Quote all of the data that follows exactly as written, skipping the images.

→ **Dataset records on visual material**:
....................

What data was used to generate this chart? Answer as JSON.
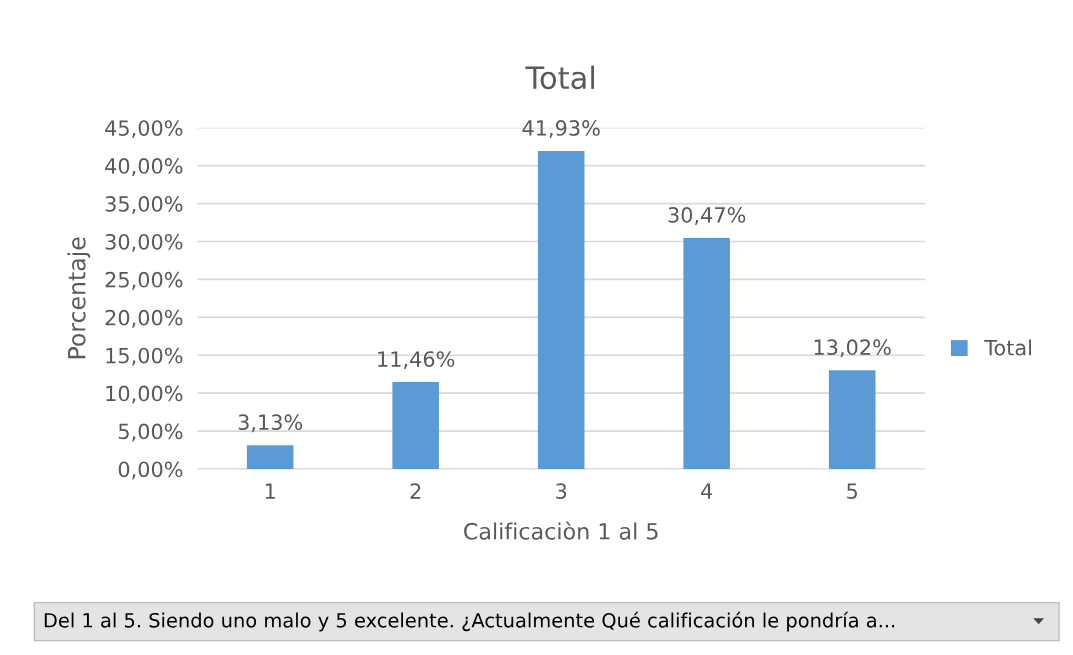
{
  "chart_data": {
    "type": "bar",
    "title": "Total",
    "xlabel": "Calificaciòn 1 al 5",
    "ylabel": "Porcentaje",
    "categories": [
      "1",
      "2",
      "3",
      "4",
      "5"
    ],
    "series": [
      {
        "name": "Total",
        "color": "#5b9bd5",
        "values": [
          3.13,
          11.46,
          41.93,
          30.47,
          13.02
        ],
        "value_labels": [
          "3,13%",
          "11,46%",
          "41,93%",
          "30,47%",
          "13,02%"
        ]
      }
    ],
    "ylim": [
      0,
      45
    ],
    "yticks": [
      {
        "value": 0,
        "label": "0,00%"
      },
      {
        "value": 5,
        "label": "5,00%"
      },
      {
        "value": 10,
        "label": "10,00%"
      },
      {
        "value": 15,
        "label": "15,00%"
      },
      {
        "value": 20,
        "label": "20,00%"
      },
      {
        "value": 25,
        "label": "25,00%"
      },
      {
        "value": 30,
        "label": "30,00%"
      },
      {
        "value": 35,
        "label": "35,00%"
      },
      {
        "value": 40,
        "label": "40,00%"
      },
      {
        "value": 45,
        "label": "45,00%"
      }
    ],
    "grid": "y",
    "legend": "right",
    "annotations": [
      "Del 1 al 5. Siendo uno malo y 5 excelente. ¿Actualmente Qué calificación le pondría a..."
    ]
  }
}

....................

→ **Answer for the task**:
What data was used to generate this chart? Answer as JSON.
{
  "chart_data": {
    "type": "bar",
    "title": "Total",
    "xlabel": "Calificaciòn 1 al 5",
    "ylabel": "Porcentaje",
    "categories": [
      "1",
      "2",
      "3",
      "4",
      "5"
    ],
    "series": [
      {
        "name": "Total",
        "color": "#5b9bd5",
        "values": [
          3.13,
          11.46,
          41.93,
          30.47,
          13.02
        ],
        "value_labels": [
          "3,13%",
          "11,46%",
          "41,93%",
          "30,47%",
          "13,02%"
        ]
      }
    ],
    "ylim": [
      0,
      45
    ],
    "yticks": [
      {
        "value": 0,
        "label": "0,00%"
      },
      {
        "value": 5,
        "label": "5,00%"
      },
      {
        "value": 10,
        "label": "10,00%"
      },
      {
        "value": 15,
        "label": "15,00%"
      },
      {
        "value": 20,
        "label": "20,00%"
      },
      {
        "value": 25,
        "label": "25,00%"
      },
      {
        "value": 30,
        "label": "30,00%"
      },
      {
        "value": 35,
        "label": "35,00%"
      },
      {
        "value": 40,
        "label": "40,00%"
      },
      {
        "value": 45,
        "label": "45,00%"
      }
    ],
    "grid": "y",
    "legend": "right",
    "annotations": [
      "Del 1 al 5. Siendo uno malo y 5 excelente. ¿Actualmente Qué calificación le pondría a..."
    ]
  }
}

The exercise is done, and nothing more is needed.